**** Supplied data
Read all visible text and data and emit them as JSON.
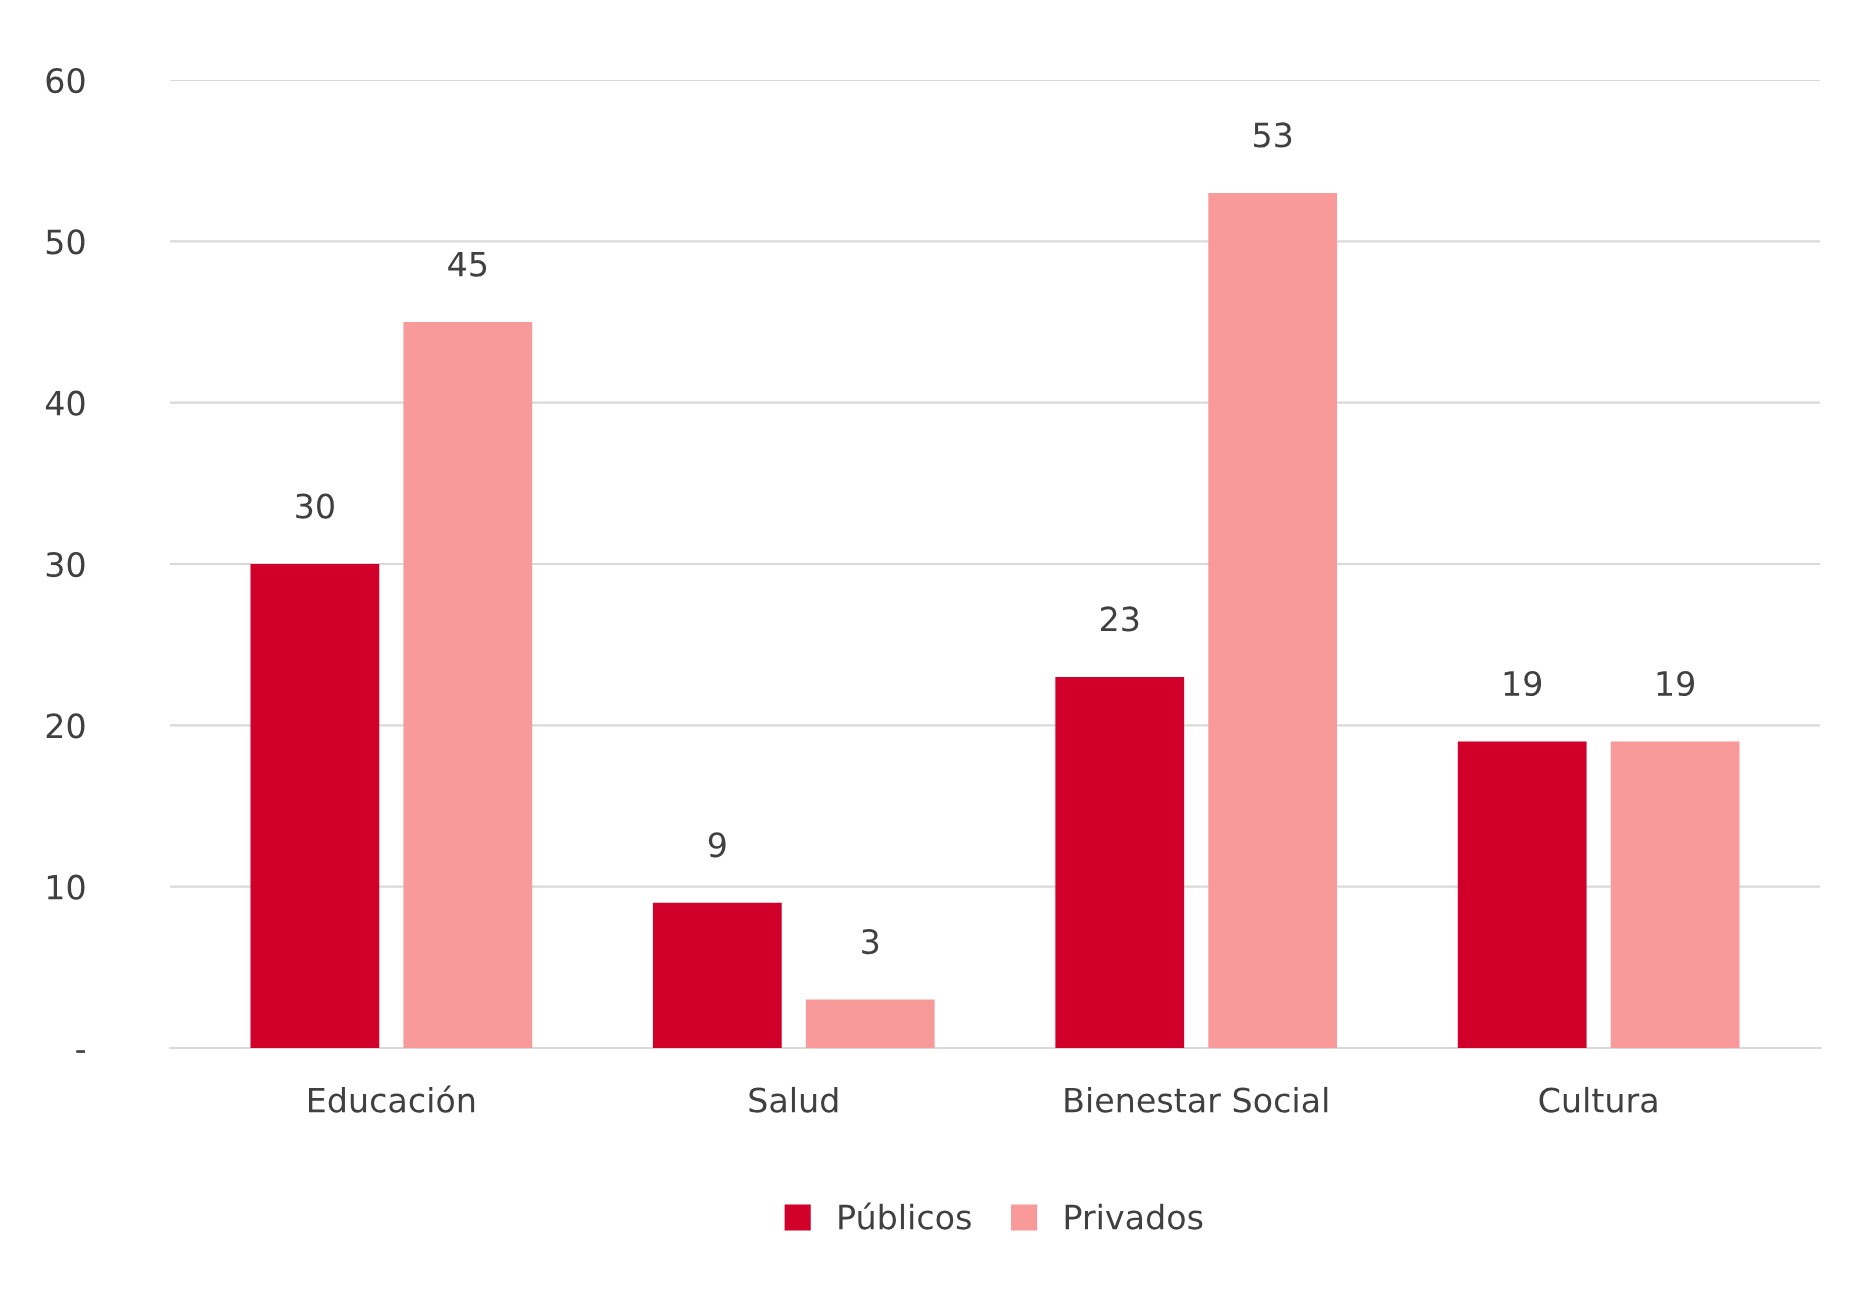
{
  "chart_data": {
    "type": "bar",
    "categories": [
      "Educación",
      "Salud",
      "Bienestar Social",
      "Cultura"
    ],
    "series": [
      {
        "name": "Públicos",
        "color": "#d0002b",
        "values": [
          30,
          9,
          23,
          19
        ]
      },
      {
        "name": "Privados",
        "color": "#f99a9a",
        "values": [
          45,
          3,
          53,
          19
        ]
      }
    ],
    "ylim": [
      0,
      60
    ],
    "yticks": [
      {
        "value": 0,
        "label": "-"
      },
      10,
      20,
      30,
      40,
      50,
      60
    ],
    "grid": "y",
    "legend": "bottom",
    "data_labels": true
  }
}
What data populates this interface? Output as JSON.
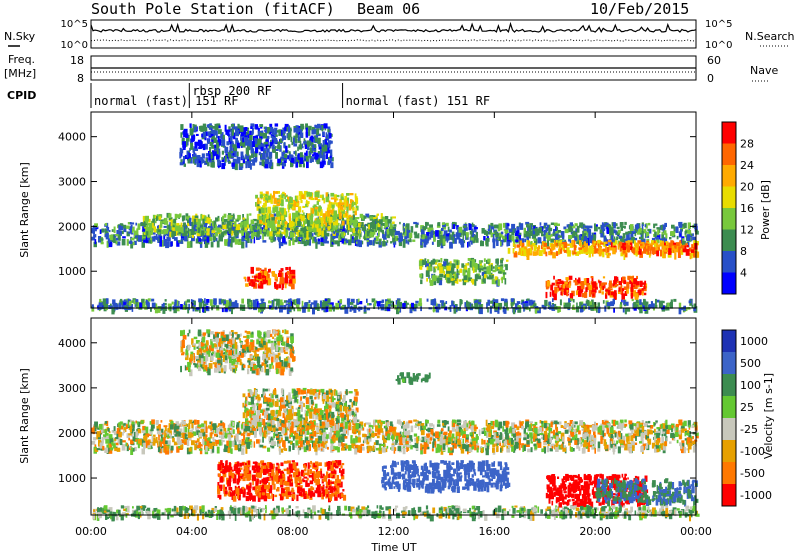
{
  "header": {
    "station": "South Pole Station (fitACF)",
    "beam": "Beam 06",
    "date": "10/Feb/2015"
  },
  "strip_labels": {
    "nsky": "N.Sky",
    "freq_top": "Freq.",
    "freq_unit": "[MHz]",
    "cpid": "CPID",
    "nsearch": "N.Search",
    "nave": "Nave"
  },
  "ticks": {
    "noise_left": [
      "10^5",
      "10^0"
    ],
    "noise_right": [
      "10^5",
      "10^0"
    ],
    "freq_left": [
      "18",
      "8"
    ],
    "nave_right": [
      "60",
      "0"
    ]
  },
  "cpid_modes": [
    {
      "label": "normal (fast) 151 RF",
      "start_hr": 0.0,
      "end_hr": 3.9
    },
    {
      "label": "rbsp 200 RF",
      "start_hr": 3.9,
      "end_hr": 9.98
    },
    {
      "label": "normal (fast) 151 RF",
      "start_hr": 9.98,
      "end_hr": 24.0
    }
  ],
  "power_colorbar": {
    "title": "Power [dB]",
    "ticks": [
      "28",
      "24",
      "20",
      "16",
      "12",
      "8",
      "4"
    ],
    "colors": [
      "#ff0000",
      "#ff6600",
      "#ffaa00",
      "#e8dc00",
      "#78c83c",
      "#3c8c50",
      "#2850c8",
      "#0000ff"
    ]
  },
  "velocity_colorbar": {
    "title": "Velocity [m s-1]",
    "ticks": [
      "1000",
      "500",
      "100",
      "25",
      "-25",
      "-100",
      "-500",
      "-1000"
    ],
    "colors": [
      "#1e32b4",
      "#3c64c8",
      "#3c8c50",
      "#64c832",
      "#c8c8bc",
      "#e6a000",
      "#ff7800",
      "#ff0000"
    ]
  },
  "xaxis": {
    "ticks": [
      "00:00",
      "04:00",
      "08:00",
      "12:00",
      "16:00",
      "20:00",
      "00:00"
    ],
    "label": "Time UT"
  },
  "chart_data": [
    {
      "type": "heatmap",
      "title": "Power",
      "xlabel": "Time UT",
      "ylabel": "Slant Range [km]",
      "xlim": [
        0,
        24
      ],
      "ylim": [
        180,
        4550
      ],
      "ytick_labels": [
        "1000",
        "2000",
        "3000",
        "4000"
      ],
      "zlim": [
        0,
        30
      ],
      "z_unit": "dB",
      "regions": [
        {
          "x": [
            0.0,
            24.0
          ],
          "y": [
            1650,
            2100
          ],
          "z": 8
        },
        {
          "x": [
            2.0,
            12.0
          ],
          "y": [
            1850,
            2300
          ],
          "z": 12
        },
        {
          "x": [
            6.5,
            10.5
          ],
          "y": [
            2100,
            2800
          ],
          "z": 16
        },
        {
          "x": [
            16.5,
            24.0
          ],
          "y": [
            1400,
            1700
          ],
          "z": 20
        },
        {
          "x": [
            20.5,
            24.0
          ],
          "y": [
            1450,
            1650
          ],
          "z": 24
        },
        {
          "x": [
            6.0,
            8.0
          ],
          "y": [
            700,
            1100
          ],
          "z": 26
        },
        {
          "x": [
            18.0,
            22.0
          ],
          "y": [
            500,
            900
          ],
          "z": 26
        },
        {
          "x": [
            3.5,
            9.5
          ],
          "y": [
            3400,
            4300
          ],
          "z": 6
        },
        {
          "x": [
            13.0,
            16.5
          ],
          "y": [
            800,
            1300
          ],
          "z": 12
        },
        {
          "x": [
            0.0,
            24.0
          ],
          "y": [
            180,
            400
          ],
          "z": 8
        }
      ]
    },
    {
      "type": "heatmap",
      "title": "Velocity",
      "xlabel": "Time UT",
      "ylabel": "Slant Range [km]",
      "xlim": [
        0,
        24
      ],
      "ylim": [
        180,
        4550
      ],
      "ytick_labels": [
        "1000",
        "2000",
        "3000",
        "4000"
      ],
      "zlim": [
        -1000,
        1000
      ],
      "z_unit": "m s-1",
      "regions": [
        {
          "x": [
            0.0,
            24.0
          ],
          "y": [
            1650,
            2300
          ],
          "v": 0
        },
        {
          "x": [
            6.0,
            10.5
          ],
          "y": [
            2100,
            3000
          ],
          "v": 0
        },
        {
          "x": [
            3.5,
            8.0
          ],
          "y": [
            3400,
            4300
          ],
          "v": 0
        },
        {
          "x": [
            11.5,
            16.5
          ],
          "y": [
            800,
            1400
          ],
          "v": 600
        },
        {
          "x": [
            5.0,
            10.0
          ],
          "y": [
            600,
            1400
          ],
          "v": -300
        },
        {
          "x": [
            18.0,
            22.0
          ],
          "y": [
            450,
            1100
          ],
          "v": -500
        },
        {
          "x": [
            20.0,
            24.0
          ],
          "y": [
            500,
            1000
          ],
          "v": 300
        },
        {
          "x": [
            12.0,
            13.5
          ],
          "y": [
            3200,
            3350
          ],
          "v": 150
        },
        {
          "x": [
            0.0,
            24.0
          ],
          "y": [
            180,
            400
          ],
          "v": 50
        }
      ]
    }
  ]
}
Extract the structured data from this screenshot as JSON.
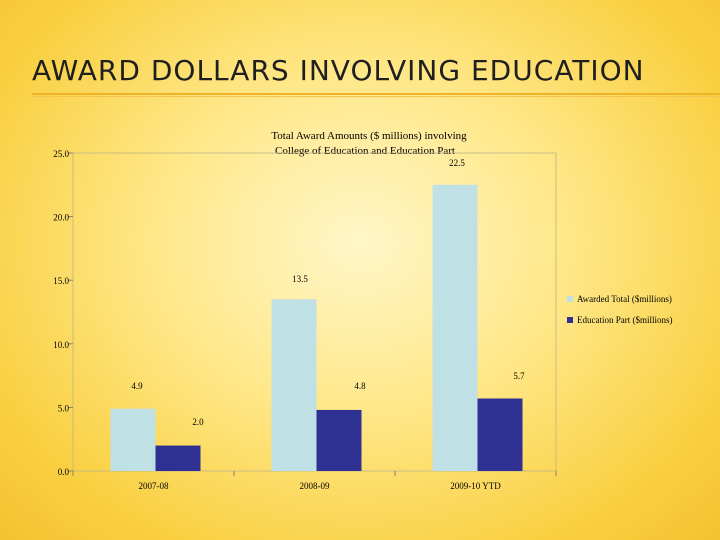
{
  "slide": {
    "title": "AWARD DOLLARS INVOLVING EDUCATION"
  },
  "chart_data": {
    "type": "bar",
    "title": "Total Award Amounts ($ millions) involving College of Education and Education Part",
    "title_lines": [
      "Total Award Amounts ($ millions) involving",
      "College of Education and Education Part"
    ],
    "categories": [
      "2007-08",
      "2008-09",
      "2009-10 YTD"
    ],
    "series": [
      {
        "name": "Awarded Total ($millions)",
        "values": [
          4.9,
          13.5,
          22.5
        ],
        "labels": [
          "4.9",
          "13.5",
          "22.5"
        ],
        "color": "#bfe0e4"
      },
      {
        "name": "Education Part ($millions)",
        "values": [
          2.0,
          4.8,
          5.7
        ],
        "labels": [
          "2.0",
          "4.8",
          "5.7"
        ],
        "color": "#2e3192"
      }
    ],
    "y_ticks": [
      0,
      5,
      10,
      15,
      20,
      25
    ],
    "y_tick_labels": [
      "0.0",
      "5.0",
      "10.0",
      "15.0",
      "20.0",
      "25.0"
    ],
    "ylim": [
      0,
      25
    ],
    "grid": false,
    "legend_position": "right"
  }
}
********
Task goal
The entries above should be reproduced exactly, without their pictures.

Exercise response
Read all visible text and data and emit them as JSON.
{
  "chart_data": {
    "type": "bar",
    "categories": [
      "Educación",
      "Salud",
      "Bienestar Social",
      "Cultura"
    ],
    "series": [
      {
        "name": "Públicos",
        "color": "#d0002b",
        "values": [
          30,
          9,
          23,
          19
        ]
      },
      {
        "name": "Privados",
        "color": "#f99a9a",
        "values": [
          45,
          3,
          53,
          19
        ]
      }
    ],
    "ylim": [
      0,
      60
    ],
    "yticks": [
      {
        "value": 0,
        "label": "-"
      },
      10,
      20,
      30,
      40,
      50,
      60
    ],
    "grid": "y",
    "legend": "bottom",
    "data_labels": true
  }
}
What data populates this interface? Output as JSON.
{
  "header": {
    "station": "South Pole Station (fitACF)",
    "beam": "Beam 06",
    "date": "10/Feb/2015"
  },
  "strip_labels": {
    "nsky": "N.Sky",
    "freq_top": "Freq.",
    "freq_unit": "[MHz]",
    "cpid": "CPID",
    "nsearch": "N.Search",
    "nave": "Nave"
  },
  "ticks": {
    "noise_left": [
      "10^5",
      "10^0"
    ],
    "noise_right": [
      "10^5",
      "10^0"
    ],
    "freq_left": [
      "18",
      "8"
    ],
    "nave_right": [
      "60",
      "0"
    ]
  },
  "cpid_modes": [
    {
      "label": "normal (fast) 151 RF",
      "start_hr": 0.0,
      "end_hr": 3.9
    },
    {
      "label": "rbsp 200 RF",
      "start_hr": 3.9,
      "end_hr": 9.98
    },
    {
      "label": "normal (fast) 151 RF",
      "start_hr": 9.98,
      "end_hr": 24.0
    }
  ],
  "power_colorbar": {
    "title": "Power [dB]",
    "ticks": [
      "28",
      "24",
      "20",
      "16",
      "12",
      "8",
      "4"
    ],
    "colors": [
      "#ff0000",
      "#ff6600",
      "#ffaa00",
      "#e8dc00",
      "#78c83c",
      "#3c8c50",
      "#2850c8",
      "#0000ff"
    ]
  },
  "velocity_colorbar": {
    "title": "Velocity [m s-1]",
    "ticks": [
      "1000",
      "500",
      "100",
      "25",
      "-25",
      "-100",
      "-500",
      "-1000"
    ],
    "colors": [
      "#1e32b4",
      "#3c64c8",
      "#3c8c50",
      "#64c832",
      "#c8c8bc",
      "#e6a000",
      "#ff7800",
      "#ff0000"
    ]
  },
  "xaxis": {
    "ticks": [
      "00:00",
      "04:00",
      "08:00",
      "12:00",
      "16:00",
      "20:00",
      "00:00"
    ],
    "label": "Time UT"
  },
  "chart_data": [
    {
      "type": "heatmap",
      "title": "Power",
      "xlabel": "Time UT",
      "ylabel": "Slant Range [km]",
      "xlim": [
        0,
        24
      ],
      "ylim": [
        180,
        4550
      ],
      "ytick_labels": [
        "1000",
        "2000",
        "3000",
        "4000"
      ],
      "zlim": [
        0,
        30
      ],
      "z_unit": "dB",
      "regions": [
        {
          "x": [
            0.0,
            24.0
          ],
          "y": [
            1650,
            2100
          ],
          "z": 8
        },
        {
          "x": [
            2.0,
            12.0
          ],
          "y": [
            1850,
            2300
          ],
          "z": 12
        },
        {
          "x": [
            6.5,
            10.5
          ],
          "y": [
            2100,
            2800
          ],
          "z": 16
        },
        {
          "x": [
            16.5,
            24.0
          ],
          "y": [
            1400,
            1700
          ],
          "z": 20
        },
        {
          "x": [
            20.5,
            24.0
          ],
          "y": [
            1450,
            1650
          ],
          "z": 24
        },
        {
          "x": [
            6.0,
            8.0
          ],
          "y": [
            700,
            1100
          ],
          "z": 26
        },
        {
          "x": [
            18.0,
            22.0
          ],
          "y": [
            500,
            900
          ],
          "z": 26
        },
        {
          "x": [
            3.5,
            9.5
          ],
          "y": [
            3400,
            4300
          ],
          "z": 6
        },
        {
          "x": [
            13.0,
            16.5
          ],
          "y": [
            800,
            1300
          ],
          "z": 12
        },
        {
          "x": [
            0.0,
            24.0
          ],
          "y": [
            180,
            400
          ],
          "z": 8
        }
      ]
    },
    {
      "type": "heatmap",
      "title": "Velocity",
      "xlabel": "Time UT",
      "ylabel": "Slant Range [km]",
      "xlim": [
        0,
        24
      ],
      "ylim": [
        180,
        4550
      ],
      "ytick_labels": [
        "1000",
        "2000",
        "3000",
        "4000"
      ],
      "zlim": [
        -1000,
        1000
      ],
      "z_unit": "m s-1",
      "regions": [
        {
          "x": [
            0.0,
            24.0
          ],
          "y": [
            1650,
            2300
          ],
          "v": 0
        },
        {
          "x": [
            6.0,
            10.5
          ],
          "y": [
            2100,
            3000
          ],
          "v": 0
        },
        {
          "x": [
            3.5,
            8.0
          ],
          "y": [
            3400,
            4300
          ],
          "v": 0
        },
        {
          "x": [
            11.5,
            16.5
          ],
          "y": [
            800,
            1400
          ],
          "v": 600
        },
        {
          "x": [
            5.0,
            10.0
          ],
          "y": [
            600,
            1400
          ],
          "v": -300
        },
        {
          "x": [
            18.0,
            22.0
          ],
          "y": [
            450,
            1100
          ],
          "v": -500
        },
        {
          "x": [
            20.0,
            24.0
          ],
          "y": [
            500,
            1000
          ],
          "v": 300
        },
        {
          "x": [
            12.0,
            13.5
          ],
          "y": [
            3200,
            3350
          ],
          "v": 150
        },
        {
          "x": [
            0.0,
            24.0
          ],
          "y": [
            180,
            400
          ],
          "v": 50
        }
      ]
    }
  ]
}
Extract the structured data from this screenshot as JSON.
{
  "slide": {
    "title": "AWARD DOLLARS INVOLVING EDUCATION"
  },
  "chart_data": {
    "type": "bar",
    "title": "Total Award Amounts ($ millions) involving College of Education and Education Part",
    "title_lines": [
      "Total Award Amounts ($ millions) involving",
      "College of Education and Education Part"
    ],
    "categories": [
      "2007-08",
      "2008-09",
      "2009-10 YTD"
    ],
    "series": [
      {
        "name": "Awarded Total ($millions)",
        "values": [
          4.9,
          13.5,
          22.5
        ],
        "labels": [
          "4.9",
          "13.5",
          "22.5"
        ],
        "color": "#bfe0e4"
      },
      {
        "name": "Education Part ($millions)",
        "values": [
          2.0,
          4.8,
          5.7
        ],
        "labels": [
          "2.0",
          "4.8",
          "5.7"
        ],
        "color": "#2e3192"
      }
    ],
    "y_ticks": [
      0,
      5,
      10,
      15,
      20,
      25
    ],
    "y_tick_labels": [
      "0.0",
      "5.0",
      "10.0",
      "15.0",
      "20.0",
      "25.0"
    ],
    "ylim": [
      0,
      25
    ],
    "grid": false,
    "legend_position": "right"
  }
}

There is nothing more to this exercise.